Exercise prompt -> Among the entries that follow, tally the lines with the string "source". Give no more than the number.
— Begin Input data —
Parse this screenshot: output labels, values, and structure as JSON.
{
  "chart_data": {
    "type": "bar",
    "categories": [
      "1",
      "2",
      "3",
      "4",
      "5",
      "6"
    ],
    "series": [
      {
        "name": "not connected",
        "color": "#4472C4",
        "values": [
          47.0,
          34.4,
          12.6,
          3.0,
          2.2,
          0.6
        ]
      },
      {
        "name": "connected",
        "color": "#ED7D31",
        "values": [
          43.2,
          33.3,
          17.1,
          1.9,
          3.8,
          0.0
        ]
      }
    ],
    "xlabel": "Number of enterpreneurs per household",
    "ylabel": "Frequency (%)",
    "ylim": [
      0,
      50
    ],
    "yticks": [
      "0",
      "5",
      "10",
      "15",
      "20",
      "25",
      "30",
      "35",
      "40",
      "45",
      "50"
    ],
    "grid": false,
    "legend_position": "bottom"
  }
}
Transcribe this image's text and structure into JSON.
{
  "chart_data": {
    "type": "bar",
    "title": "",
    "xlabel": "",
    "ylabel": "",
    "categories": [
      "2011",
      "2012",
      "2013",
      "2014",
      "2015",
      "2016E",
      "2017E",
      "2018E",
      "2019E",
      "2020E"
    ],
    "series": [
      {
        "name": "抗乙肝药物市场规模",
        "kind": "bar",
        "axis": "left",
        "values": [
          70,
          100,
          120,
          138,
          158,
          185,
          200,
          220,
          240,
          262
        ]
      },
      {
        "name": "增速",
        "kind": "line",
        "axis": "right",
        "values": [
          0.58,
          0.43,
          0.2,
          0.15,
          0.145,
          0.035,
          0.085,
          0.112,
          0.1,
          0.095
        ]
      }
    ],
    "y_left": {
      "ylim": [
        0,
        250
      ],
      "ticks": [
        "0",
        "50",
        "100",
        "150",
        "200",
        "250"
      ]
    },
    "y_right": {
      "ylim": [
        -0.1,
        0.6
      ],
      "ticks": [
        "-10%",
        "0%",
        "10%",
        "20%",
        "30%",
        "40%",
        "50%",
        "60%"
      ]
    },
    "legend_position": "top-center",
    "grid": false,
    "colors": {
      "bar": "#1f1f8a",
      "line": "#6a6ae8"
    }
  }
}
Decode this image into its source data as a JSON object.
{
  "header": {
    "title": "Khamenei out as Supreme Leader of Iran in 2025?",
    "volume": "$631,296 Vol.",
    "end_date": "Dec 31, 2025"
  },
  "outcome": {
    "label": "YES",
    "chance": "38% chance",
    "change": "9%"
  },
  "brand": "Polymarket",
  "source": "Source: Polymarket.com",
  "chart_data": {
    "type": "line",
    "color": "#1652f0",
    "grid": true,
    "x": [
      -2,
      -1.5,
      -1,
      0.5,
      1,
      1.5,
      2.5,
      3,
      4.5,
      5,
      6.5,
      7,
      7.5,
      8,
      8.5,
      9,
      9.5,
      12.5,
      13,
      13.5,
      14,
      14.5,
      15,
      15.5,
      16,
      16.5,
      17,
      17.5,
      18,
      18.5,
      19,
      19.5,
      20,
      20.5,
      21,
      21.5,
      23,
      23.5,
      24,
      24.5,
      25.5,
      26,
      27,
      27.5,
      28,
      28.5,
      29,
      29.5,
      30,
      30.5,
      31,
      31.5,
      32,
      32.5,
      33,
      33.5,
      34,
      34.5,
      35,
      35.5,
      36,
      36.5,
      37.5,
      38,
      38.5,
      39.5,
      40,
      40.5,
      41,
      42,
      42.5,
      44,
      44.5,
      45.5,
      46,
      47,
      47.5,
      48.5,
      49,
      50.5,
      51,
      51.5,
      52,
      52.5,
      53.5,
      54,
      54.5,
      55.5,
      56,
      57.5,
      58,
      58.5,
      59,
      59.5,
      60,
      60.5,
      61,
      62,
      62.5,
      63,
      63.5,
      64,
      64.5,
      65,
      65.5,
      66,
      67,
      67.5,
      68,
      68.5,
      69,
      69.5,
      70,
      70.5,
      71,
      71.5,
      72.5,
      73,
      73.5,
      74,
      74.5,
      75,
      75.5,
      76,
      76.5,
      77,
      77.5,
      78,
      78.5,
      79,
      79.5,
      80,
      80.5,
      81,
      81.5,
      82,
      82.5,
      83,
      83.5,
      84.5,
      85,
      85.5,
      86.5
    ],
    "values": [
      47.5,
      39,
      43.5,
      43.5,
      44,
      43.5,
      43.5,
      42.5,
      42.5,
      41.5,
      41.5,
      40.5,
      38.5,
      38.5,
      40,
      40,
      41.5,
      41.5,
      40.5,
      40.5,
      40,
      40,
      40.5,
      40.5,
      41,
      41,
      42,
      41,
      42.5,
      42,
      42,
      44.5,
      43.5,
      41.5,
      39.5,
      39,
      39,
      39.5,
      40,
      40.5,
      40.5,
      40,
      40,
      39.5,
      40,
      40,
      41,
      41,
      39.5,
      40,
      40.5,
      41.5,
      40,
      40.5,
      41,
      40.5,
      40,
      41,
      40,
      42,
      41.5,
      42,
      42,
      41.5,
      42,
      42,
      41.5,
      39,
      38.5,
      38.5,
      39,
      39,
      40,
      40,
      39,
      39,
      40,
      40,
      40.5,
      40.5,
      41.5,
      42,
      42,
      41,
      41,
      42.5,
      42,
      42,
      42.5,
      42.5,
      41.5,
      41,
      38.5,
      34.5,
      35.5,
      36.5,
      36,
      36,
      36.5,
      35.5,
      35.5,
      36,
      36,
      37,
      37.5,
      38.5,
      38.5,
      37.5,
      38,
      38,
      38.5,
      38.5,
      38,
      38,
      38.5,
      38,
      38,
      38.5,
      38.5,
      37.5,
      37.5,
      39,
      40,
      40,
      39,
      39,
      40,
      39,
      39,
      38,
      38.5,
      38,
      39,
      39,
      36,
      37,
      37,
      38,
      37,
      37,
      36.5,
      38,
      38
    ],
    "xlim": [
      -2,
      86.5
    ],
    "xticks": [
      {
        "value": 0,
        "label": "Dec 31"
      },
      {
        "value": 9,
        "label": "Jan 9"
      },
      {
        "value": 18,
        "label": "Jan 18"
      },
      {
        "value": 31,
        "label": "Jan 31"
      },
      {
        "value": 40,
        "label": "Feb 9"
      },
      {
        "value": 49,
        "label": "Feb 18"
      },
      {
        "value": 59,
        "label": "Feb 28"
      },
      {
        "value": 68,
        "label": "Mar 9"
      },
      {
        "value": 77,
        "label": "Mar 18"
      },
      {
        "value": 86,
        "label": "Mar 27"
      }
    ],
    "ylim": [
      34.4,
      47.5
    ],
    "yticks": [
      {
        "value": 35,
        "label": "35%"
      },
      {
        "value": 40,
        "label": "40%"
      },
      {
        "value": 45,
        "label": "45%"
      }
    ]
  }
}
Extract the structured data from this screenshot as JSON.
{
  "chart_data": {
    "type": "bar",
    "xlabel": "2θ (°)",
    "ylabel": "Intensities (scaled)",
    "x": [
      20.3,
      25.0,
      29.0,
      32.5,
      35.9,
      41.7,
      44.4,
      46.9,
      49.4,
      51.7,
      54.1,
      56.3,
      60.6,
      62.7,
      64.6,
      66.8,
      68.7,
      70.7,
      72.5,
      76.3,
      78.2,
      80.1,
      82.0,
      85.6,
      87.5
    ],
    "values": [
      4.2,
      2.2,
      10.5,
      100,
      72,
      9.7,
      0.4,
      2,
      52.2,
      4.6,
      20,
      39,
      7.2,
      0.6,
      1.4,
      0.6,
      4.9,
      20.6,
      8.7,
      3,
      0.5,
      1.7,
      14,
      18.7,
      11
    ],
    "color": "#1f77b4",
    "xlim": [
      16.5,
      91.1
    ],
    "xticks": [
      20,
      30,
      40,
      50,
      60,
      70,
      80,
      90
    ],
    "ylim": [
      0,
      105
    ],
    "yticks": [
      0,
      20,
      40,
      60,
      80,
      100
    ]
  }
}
— End Input data —
Solution for this task -> 2